WHAT IS EXPECTED -
Print every record below exactly as written.

━━━━

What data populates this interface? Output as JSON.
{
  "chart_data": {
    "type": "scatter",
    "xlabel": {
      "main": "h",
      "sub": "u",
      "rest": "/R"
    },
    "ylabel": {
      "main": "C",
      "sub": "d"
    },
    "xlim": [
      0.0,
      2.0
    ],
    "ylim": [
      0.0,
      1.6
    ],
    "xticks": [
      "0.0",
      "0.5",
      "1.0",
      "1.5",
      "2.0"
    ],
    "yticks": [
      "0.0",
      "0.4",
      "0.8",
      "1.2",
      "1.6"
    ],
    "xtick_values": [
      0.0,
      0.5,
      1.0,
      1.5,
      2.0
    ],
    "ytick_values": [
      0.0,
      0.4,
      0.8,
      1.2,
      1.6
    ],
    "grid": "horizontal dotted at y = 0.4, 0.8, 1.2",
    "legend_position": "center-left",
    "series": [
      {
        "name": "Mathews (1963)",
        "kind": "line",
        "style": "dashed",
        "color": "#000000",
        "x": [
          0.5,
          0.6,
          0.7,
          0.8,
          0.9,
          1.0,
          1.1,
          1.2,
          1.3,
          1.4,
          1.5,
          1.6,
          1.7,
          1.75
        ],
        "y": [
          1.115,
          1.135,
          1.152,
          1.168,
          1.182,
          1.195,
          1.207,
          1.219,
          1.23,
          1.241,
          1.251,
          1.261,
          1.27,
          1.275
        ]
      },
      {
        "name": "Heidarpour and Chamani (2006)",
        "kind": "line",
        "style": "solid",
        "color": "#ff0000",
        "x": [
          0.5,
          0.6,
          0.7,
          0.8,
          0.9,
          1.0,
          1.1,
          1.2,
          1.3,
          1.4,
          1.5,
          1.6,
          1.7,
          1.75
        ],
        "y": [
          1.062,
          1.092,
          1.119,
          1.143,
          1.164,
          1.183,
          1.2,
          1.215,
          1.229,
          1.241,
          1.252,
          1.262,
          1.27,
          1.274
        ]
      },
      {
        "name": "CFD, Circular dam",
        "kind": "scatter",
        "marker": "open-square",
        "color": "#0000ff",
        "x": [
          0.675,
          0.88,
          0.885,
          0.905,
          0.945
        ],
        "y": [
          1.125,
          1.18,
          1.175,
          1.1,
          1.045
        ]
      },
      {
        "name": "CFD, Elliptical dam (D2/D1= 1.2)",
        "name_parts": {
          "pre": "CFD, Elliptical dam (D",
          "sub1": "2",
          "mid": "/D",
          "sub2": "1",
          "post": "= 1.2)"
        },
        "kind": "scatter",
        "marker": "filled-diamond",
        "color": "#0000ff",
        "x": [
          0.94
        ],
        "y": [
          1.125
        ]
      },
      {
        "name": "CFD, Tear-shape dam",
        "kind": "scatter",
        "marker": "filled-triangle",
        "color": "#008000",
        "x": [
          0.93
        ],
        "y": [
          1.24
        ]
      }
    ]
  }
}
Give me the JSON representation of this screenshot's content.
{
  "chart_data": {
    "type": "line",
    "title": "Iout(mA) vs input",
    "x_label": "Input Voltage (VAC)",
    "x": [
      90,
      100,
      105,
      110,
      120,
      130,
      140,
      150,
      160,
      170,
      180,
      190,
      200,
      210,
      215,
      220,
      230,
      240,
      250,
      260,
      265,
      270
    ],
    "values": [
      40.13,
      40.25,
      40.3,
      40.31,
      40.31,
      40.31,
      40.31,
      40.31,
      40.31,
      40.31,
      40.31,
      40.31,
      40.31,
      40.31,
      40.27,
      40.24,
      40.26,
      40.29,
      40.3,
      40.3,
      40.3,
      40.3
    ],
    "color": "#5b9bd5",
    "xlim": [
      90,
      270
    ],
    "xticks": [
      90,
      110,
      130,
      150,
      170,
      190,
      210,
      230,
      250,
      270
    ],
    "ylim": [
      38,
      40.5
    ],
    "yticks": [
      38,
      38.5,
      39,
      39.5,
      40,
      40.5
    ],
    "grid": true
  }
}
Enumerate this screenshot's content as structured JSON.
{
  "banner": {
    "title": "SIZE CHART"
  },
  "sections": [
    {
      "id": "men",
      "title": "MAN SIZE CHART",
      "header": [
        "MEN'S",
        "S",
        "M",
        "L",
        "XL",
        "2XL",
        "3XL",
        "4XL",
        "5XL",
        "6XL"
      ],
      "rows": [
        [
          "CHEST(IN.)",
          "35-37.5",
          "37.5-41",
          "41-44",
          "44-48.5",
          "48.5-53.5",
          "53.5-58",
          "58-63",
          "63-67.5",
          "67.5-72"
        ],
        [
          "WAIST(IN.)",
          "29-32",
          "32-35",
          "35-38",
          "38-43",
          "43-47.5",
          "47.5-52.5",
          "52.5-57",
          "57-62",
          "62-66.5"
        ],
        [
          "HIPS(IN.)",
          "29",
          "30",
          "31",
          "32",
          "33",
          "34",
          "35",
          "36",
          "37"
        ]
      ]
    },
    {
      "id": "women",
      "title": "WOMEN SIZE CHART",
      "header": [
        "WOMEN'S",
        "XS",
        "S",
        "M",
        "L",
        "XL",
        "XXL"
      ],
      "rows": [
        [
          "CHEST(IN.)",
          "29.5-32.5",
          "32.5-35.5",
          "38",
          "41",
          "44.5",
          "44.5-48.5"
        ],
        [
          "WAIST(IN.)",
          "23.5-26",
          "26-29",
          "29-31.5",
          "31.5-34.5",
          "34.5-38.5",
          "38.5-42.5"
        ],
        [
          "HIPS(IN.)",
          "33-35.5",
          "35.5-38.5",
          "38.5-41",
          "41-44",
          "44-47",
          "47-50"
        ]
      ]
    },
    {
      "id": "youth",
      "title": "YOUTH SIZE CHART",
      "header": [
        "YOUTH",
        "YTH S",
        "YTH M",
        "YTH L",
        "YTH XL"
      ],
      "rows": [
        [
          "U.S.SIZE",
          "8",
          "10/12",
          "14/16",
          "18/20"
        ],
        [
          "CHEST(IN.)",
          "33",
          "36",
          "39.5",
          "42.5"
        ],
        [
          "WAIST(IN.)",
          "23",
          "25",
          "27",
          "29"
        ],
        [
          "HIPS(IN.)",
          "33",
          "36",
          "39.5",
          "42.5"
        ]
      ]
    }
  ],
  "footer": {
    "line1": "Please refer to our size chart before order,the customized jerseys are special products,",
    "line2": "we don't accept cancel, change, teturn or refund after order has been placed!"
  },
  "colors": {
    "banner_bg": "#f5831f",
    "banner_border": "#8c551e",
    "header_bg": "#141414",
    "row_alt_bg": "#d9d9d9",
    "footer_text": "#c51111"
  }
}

━━━━

IN RESPONSE -
What data populates this interface? Output as JSON.
{
  "chart_data": {
    "type": "scatter",
    "xlabel": {
      "main": "h",
      "sub": "u",
      "rest": "/R"
    },
    "ylabel": {
      "main": "C",
      "sub": "d"
    },
    "xlim": [
      0.0,
      2.0
    ],
    "ylim": [
      0.0,
      1.6
    ],
    "xticks": [
      "0.0",
      "0.5",
      "1.0",
      "1.5",
      "2.0"
    ],
    "yticks": [
      "0.0",
      "0.4",
      "0.8",
      "1.2",
      "1.6"
    ],
    "xtick_values": [
      0.0,
      0.5,
      1.0,
      1.5,
      2.0
    ],
    "ytick_values": [
      0.0,
      0.4,
      0.8,
      1.2,
      1.6
    ],
    "grid": "horizontal dotted at y = 0.4, 0.8, 1.2",
    "legend_position": "center-left",
    "series": [
      {
        "name": "Mathews (1963)",
        "kind": "line",
        "style": "dashed",
        "color": "#000000",
        "x": [
          0.5,
          0.6,
          0.7,
          0.8,
          0.9,
          1.0,
          1.1,
          1.2,
          1.3,
          1.4,
          1.5,
          1.6,
          1.7,
          1.75
        ],
        "y": [
          1.115,
          1.135,
          1.152,
          1.168,
          1.182,
          1.195,
          1.207,
          1.219,
          1.23,
          1.241,
          1.251,
          1.261,
          1.27,
          1.275
        ]
      },
      {
        "name": "Heidarpour and Chamani (2006)",
        "kind": "line",
        "style": "solid",
        "color": "#ff0000",
        "x": [
          0.5,
          0.6,
          0.7,
          0.8,
          0.9,
          1.0,
          1.1,
          1.2,
          1.3,
          1.4,
          1.5,
          1.6,
          1.7,
          1.75
        ],
        "y": [
          1.062,
          1.092,
          1.119,
          1.143,
          1.164,
          1.183,
          1.2,
          1.215,
          1.229,
          1.241,
          1.252,
          1.262,
          1.27,
          1.274
        ]
      },
      {
        "name": "CFD, Circular dam",
        "kind": "scatter",
        "marker": "open-square",
        "color": "#0000ff",
        "x": [
          0.675,
          0.88,
          0.885,
          0.905,
          0.945
        ],
        "y": [
          1.125,
          1.18,
          1.175,
          1.1,
          1.045
        ]
      },
      {
        "name": "CFD, Elliptical dam (D2/D1= 1.2)",
        "name_parts": {
          "pre": "CFD, Elliptical dam (D",
          "sub1": "2",
          "mid": "/D",
          "sub2": "1",
          "post": "= 1.2)"
        },
        "kind": "scatter",
        "marker": "filled-diamond",
        "color": "#0000ff",
        "x": [
          0.94
        ],
        "y": [
          1.125
        ]
      },
      {
        "name": "CFD, Tear-shape dam",
        "kind": "scatter",
        "marker": "filled-triangle",
        "color": "#008000",
        "x": [
          0.93
        ],
        "y": [
          1.24
        ]
      }
    ]
  }
}
Give me the JSON representation of this screenshot's content.
{
  "chart_data": {
    "type": "line",
    "title": "Iout(mA) vs input",
    "x_label": "Input Voltage (VAC)",
    "x": [
      90,
      100,
      105,
      110,
      120,
      130,
      140,
      150,
      160,
      170,
      180,
      190,
      200,
      210,
      215,
      220,
      230,
      240,
      250,
      260,
      265,
      270
    ],
    "values": [
      40.13,
      40.25,
      40.3,
      40.31,
      40.31,
      40.31,
      40.31,
      40.31,
      40.31,
      40.31,
      40.31,
      40.31,
      40.31,
      40.31,
      40.27,
      40.24,
      40.26,
      40.29,
      40.3,
      40.3,
      40.3,
      40.3
    ],
    "color": "#5b9bd5",
    "xlim": [
      90,
      270
    ],
    "xticks": [
      90,
      110,
      130,
      150,
      170,
      190,
      210,
      230,
      250,
      270
    ],
    "ylim": [
      38,
      40.5
    ],
    "yticks": [
      38,
      38.5,
      39,
      39.5,
      40,
      40.5
    ],
    "grid": true
  }
}
Enumerate this screenshot's content as structured JSON.
{
  "banner": {
    "title": "SIZE CHART"
  },
  "sections": [
    {
      "id": "men",
      "title": "MAN SIZE CHART",
      "header": [
        "MEN'S",
        "S",
        "M",
        "L",
        "XL",
        "2XL",
        "3XL",
        "4XL",
        "5XL",
        "6XL"
      ],
      "rows": [
        [
          "CHEST(IN.)",
          "35-37.5",
          "37.5-41",
          "41-44",
          "44-48.5",
          "48.5-53.5",
          "53.5-58",
          "58-63",
          "63-67.5",
          "67.5-72"
        ],
        [
          "WAIST(IN.)",
          "29-32",
          "32-35",
          "35-38",
          "38-43",
          "43-47.5",
          "47.5-52.5",
          "52.5-57",
          "57-62",
          "62-66.5"
        ],
        [
          "HIPS(IN.)",
          "29",
          "30",
          "31",
          "32",
          "33",
          "34",
          "35",
          "36",
          "37"
        ]
      ]
    },
    {
      "id": "women",
      "title": "WOMEN SIZE CHART",
      "header": [
        "WOMEN'S",
        "XS",
        "S",
        "M",
        "L",
        "XL",
        "XXL"
      ],
      "rows": [
        [
          "CHEST(IN.)",
          "29.5-32.5",
          "32.5-35.5",
          "38",
          "41",
          "44.5",
          "44.5-48.5"
        ],
        [
          "WAIST(IN.)",
          "23.5-26",
          "26-29",
          "29-31.5",
          "31.5-34.5",
          "34.5-38.5",
          "38.5-42.5"
        ],
        [
          "HIPS(IN.)",
          "33-35.5",
          "35.5-38.5",
          "38.5-41",
          "41-44",
          "44-47",
          "47-50"
        ]
      ]
    },
    {
      "id": "youth",
      "title": "YOUTH SIZE CHART",
      "header": [
        "YOUTH",
        "YTH S",
        "YTH M",
        "YTH L",
        "YTH XL"
      ],
      "rows": [
        [
          "U.S.SIZE",
          "8",
          "10/12",
          "14/16",
          "18/20"
        ],
        [
          "CHEST(IN.)",
          "33",
          "36",
          "39.5",
          "42.5"
        ],
        [
          "WAIST(IN.)",
          "23",
          "25",
          "27",
          "29"
        ],
        [
          "HIPS(IN.)",
          "33",
          "36",
          "39.5",
          "42.5"
        ]
      ]
    }
  ],
  "footer": {
    "line1": "Please refer to our size chart before order,the customized jerseys are special products,",
    "line2": "we don't accept cancel, change, teturn or refund after order has been placed!"
  },
  "colors": {
    "banner_bg": "#f5831f",
    "banner_border": "#8c551e",
    "header_bg": "#141414",
    "row_alt_bg": "#d9d9d9",
    "footer_text": "#c51111"
  }
}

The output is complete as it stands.